---------- RAW DATA

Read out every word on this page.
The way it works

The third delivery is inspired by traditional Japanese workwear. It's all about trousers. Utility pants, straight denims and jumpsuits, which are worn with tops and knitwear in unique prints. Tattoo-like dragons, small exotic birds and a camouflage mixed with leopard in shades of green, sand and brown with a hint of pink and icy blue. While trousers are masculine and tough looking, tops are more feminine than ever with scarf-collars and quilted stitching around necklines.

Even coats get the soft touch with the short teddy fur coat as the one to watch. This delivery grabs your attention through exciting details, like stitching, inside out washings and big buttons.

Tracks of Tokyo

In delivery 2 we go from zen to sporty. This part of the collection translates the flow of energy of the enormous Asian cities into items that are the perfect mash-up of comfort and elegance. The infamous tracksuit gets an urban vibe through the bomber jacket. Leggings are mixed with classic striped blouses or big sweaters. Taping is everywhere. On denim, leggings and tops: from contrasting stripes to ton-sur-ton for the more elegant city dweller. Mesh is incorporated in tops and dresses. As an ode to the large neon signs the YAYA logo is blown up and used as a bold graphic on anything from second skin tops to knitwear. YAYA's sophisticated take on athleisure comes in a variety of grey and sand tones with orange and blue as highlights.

--------------------

◆ WHAT YOU NEED TO DO:
Retype the data in full and match it exactly.

◆ WRITTEN REPLY:
Read out every word on this page.
The way it works

The third delivery is inspired by traditional Japanese workwear. It's all about trousers. Utility pants, straight denims and jumpsuits, which are worn with tops and knitwear in unique prints. Tattoo-like dragons, small exotic birds and a camouflage mixed with leopard in shades of green, sand and brown with a hint of pink and icy blue. While trousers are masculine and tough looking, tops are more feminine than ever with scarf-collars and quilted stitching around necklines.

Even coats get the soft touch with the short teddy fur coat as the one to watch. This delivery grabs your attention through exciting details, like stitching, inside out washings and big buttons.

Tracks of Tokyo

In delivery 2 we go from zen to sporty. This part of the collection translates the flow of energy of the enormous Asian cities into items that are the perfect mash-up of comfort and elegance. The infamous tracksuit gets an urban vibe through the bomber jacket. Leggings are mixed with classic striped blouses or big sweaters. Taping is everywhere. On denim, leggings and tops: from contrasting stripes to ton-sur-ton for the more elegant city dweller. Mesh is incorporated in tops and dresses. As an ode to the large neon signs the YAYA logo is blown up and used as a bold graphic on anything from second skin tops to knitwear. YAYA's sophisticated take on athleisure comes in a variety of grey and sand tones with orange and blue as highlights.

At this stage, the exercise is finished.